Do this » Restate the data word for word and leave the images out.

Provided data »
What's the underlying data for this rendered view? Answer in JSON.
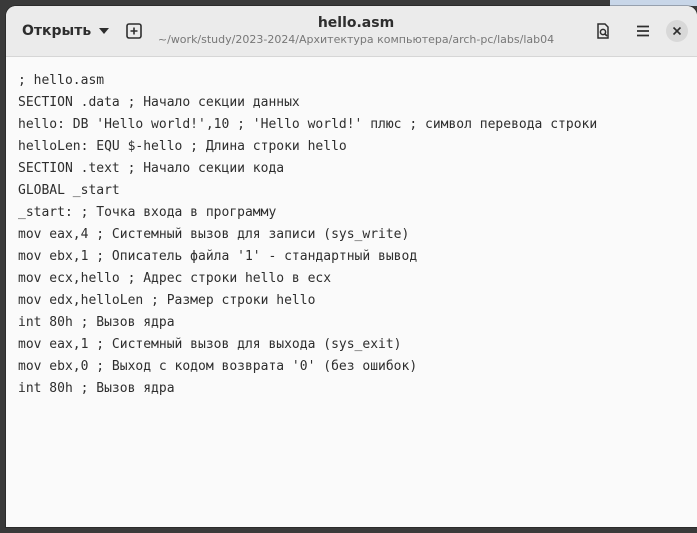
{
  "header": {
    "open_label": "Открыть",
    "title": "hello.asm",
    "path": "~/work/study/2023-2024/Архитектура компьютера/arch-pc/labs/lab04"
  },
  "icons": {
    "open_dropdown": "chevron-down-icon",
    "new_tab": "new-document-icon",
    "search": "find-icon",
    "menu": "hamburger-menu-icon",
    "close": "close-icon"
  },
  "editor": {
    "lines": [
      "; hello.asm",
      "SECTION .data ; Начало секции данных",
      "hello: DB 'Hello world!',10 ; 'Hello world!' плюс ; символ перевода строки",
      "helloLen: EQU $-hello ; Длина строки hello",
      "SECTION .text ; Начало секции кода",
      "GLOBAL _start",
      "_start: ; Точка входа в программу",
      "mov eax,4 ; Системный вызов для записи (sys_write)",
      "mov ebx,1 ; Описатель файла '1' - стандартный вывод",
      "mov ecx,hello ; Адрес строки hello в ecx",
      "mov edx,helloLen ; Размер строки hello",
      "int 80h ; Вызов ядра",
      "mov eax,1 ; Системный вызов для выхода (sys_exit)",
      "mov ebx,0 ; Выход с кодом возврата '0' (без ошибок)",
      "int 80h ; Вызов ядра"
    ]
  }
}
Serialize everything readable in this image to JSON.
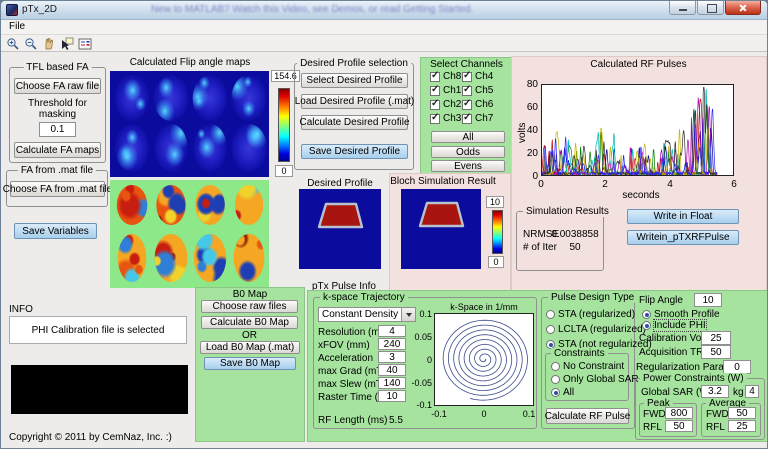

The answer »
What's the underlying data for this rendered view? Answer in JSON.
{
  "header": {
    "open_label": "Открыть",
    "title": "hello.asm",
    "path": "~/work/study/2023-2024/Архитектура компьютера/arch-pc/labs/lab04"
  },
  "icons": {
    "open_dropdown": "chevron-down-icon",
    "new_tab": "new-document-icon",
    "search": "find-icon",
    "menu": "hamburger-menu-icon",
    "close": "close-icon"
  },
  "editor": {
    "lines": [
      "; hello.asm",
      "SECTION .data ; Начало секции данных",
      "hello: DB 'Hello world!',10 ; 'Hello world!' плюс ; символ перевода строки",
      "helloLen: EQU $-hello ; Длина строки hello",
      "SECTION .text ; Начало секции кода",
      "GLOBAL _start",
      "_start: ; Точка входа в программу",
      "mov eax,4 ; Системный вызов для записи (sys_write)",
      "mov ebx,1 ; Описатель файла '1' - стандартный вывод",
      "mov ecx,hello ; Адрес строки hello в ecx",
      "mov edx,helloLen ; Размер строки hello",
      "int 80h ; Вызов ядра",
      "mov eax,1 ; Системный вызов для выхода (sys_exit)",
      "mov ebx,0 ; Выход с кодом возврата '0' (без ошибок)",
      "int 80h ; Вызов ядра"
    ]
  }
}
Serialize everything readable in this image to JSON.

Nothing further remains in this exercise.